* SHORT TASK *
Copy every line of the listing that holds the string "structured".

* RECORDS TO PROCESS *

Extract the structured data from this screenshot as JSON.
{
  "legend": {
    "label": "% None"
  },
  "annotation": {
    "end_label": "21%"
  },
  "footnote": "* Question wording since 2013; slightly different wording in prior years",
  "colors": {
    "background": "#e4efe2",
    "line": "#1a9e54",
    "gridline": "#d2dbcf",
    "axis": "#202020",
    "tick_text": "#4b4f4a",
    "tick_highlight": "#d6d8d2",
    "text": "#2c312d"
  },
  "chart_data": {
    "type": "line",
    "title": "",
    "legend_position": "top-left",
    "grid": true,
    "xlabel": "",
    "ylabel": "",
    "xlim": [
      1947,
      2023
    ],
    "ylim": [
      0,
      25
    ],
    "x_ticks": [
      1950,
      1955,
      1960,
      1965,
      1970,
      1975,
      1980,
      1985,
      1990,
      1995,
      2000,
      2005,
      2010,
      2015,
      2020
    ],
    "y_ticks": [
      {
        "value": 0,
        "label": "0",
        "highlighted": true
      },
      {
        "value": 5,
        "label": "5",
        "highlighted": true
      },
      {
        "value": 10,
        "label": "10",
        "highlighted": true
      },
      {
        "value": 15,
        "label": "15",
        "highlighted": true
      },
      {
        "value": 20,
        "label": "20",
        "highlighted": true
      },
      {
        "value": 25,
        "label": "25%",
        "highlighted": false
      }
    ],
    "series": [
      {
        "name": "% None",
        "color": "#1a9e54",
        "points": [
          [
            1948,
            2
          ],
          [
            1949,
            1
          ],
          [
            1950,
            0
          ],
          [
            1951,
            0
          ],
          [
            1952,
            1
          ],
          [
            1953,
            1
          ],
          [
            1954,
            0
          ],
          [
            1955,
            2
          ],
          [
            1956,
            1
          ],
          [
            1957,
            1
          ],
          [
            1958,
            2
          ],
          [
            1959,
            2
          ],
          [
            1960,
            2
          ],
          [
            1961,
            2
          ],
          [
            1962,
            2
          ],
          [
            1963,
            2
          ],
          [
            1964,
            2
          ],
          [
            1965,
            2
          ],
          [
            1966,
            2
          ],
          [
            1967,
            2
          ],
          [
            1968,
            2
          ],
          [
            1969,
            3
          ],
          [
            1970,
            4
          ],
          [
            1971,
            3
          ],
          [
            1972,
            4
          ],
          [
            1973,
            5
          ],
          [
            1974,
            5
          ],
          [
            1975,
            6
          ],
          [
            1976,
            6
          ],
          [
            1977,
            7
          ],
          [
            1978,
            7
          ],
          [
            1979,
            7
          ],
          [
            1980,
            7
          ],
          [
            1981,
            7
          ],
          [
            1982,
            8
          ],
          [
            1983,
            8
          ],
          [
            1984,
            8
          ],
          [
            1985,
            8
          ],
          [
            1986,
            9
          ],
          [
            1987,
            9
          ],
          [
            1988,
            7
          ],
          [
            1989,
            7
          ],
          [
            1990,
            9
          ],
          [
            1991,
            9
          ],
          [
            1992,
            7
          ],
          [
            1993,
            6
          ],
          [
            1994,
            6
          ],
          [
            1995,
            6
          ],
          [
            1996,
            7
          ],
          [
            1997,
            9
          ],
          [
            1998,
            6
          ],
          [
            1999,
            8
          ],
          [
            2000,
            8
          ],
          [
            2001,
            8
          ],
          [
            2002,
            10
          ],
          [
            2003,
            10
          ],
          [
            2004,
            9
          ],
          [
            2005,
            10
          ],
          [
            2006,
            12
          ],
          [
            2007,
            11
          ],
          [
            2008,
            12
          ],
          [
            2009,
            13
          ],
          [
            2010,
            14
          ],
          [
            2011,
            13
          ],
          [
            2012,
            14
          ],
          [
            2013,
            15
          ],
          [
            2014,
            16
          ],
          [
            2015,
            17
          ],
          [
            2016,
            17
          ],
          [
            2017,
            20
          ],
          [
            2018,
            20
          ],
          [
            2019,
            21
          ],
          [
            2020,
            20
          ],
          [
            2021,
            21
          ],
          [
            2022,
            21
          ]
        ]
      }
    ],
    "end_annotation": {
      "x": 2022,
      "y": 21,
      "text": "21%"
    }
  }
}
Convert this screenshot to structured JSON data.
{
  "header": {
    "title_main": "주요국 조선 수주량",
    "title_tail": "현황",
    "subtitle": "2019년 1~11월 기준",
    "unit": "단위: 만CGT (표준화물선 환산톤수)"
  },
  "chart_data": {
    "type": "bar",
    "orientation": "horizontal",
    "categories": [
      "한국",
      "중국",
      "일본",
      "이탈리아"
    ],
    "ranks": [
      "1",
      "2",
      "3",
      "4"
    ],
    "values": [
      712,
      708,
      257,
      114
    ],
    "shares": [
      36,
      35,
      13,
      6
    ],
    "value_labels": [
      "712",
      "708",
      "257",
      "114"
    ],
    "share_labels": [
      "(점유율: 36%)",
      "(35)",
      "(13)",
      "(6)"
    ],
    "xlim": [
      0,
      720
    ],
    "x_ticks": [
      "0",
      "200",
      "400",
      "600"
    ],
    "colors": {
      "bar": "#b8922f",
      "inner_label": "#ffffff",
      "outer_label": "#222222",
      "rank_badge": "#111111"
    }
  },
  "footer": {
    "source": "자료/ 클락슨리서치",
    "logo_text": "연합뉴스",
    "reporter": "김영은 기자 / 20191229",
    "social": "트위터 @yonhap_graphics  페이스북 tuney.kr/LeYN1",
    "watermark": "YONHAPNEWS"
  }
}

* RESPONSE TO THE TASK *
Extract the structured data from this screenshot as JSON.
Convert this screenshot to structured JSON data.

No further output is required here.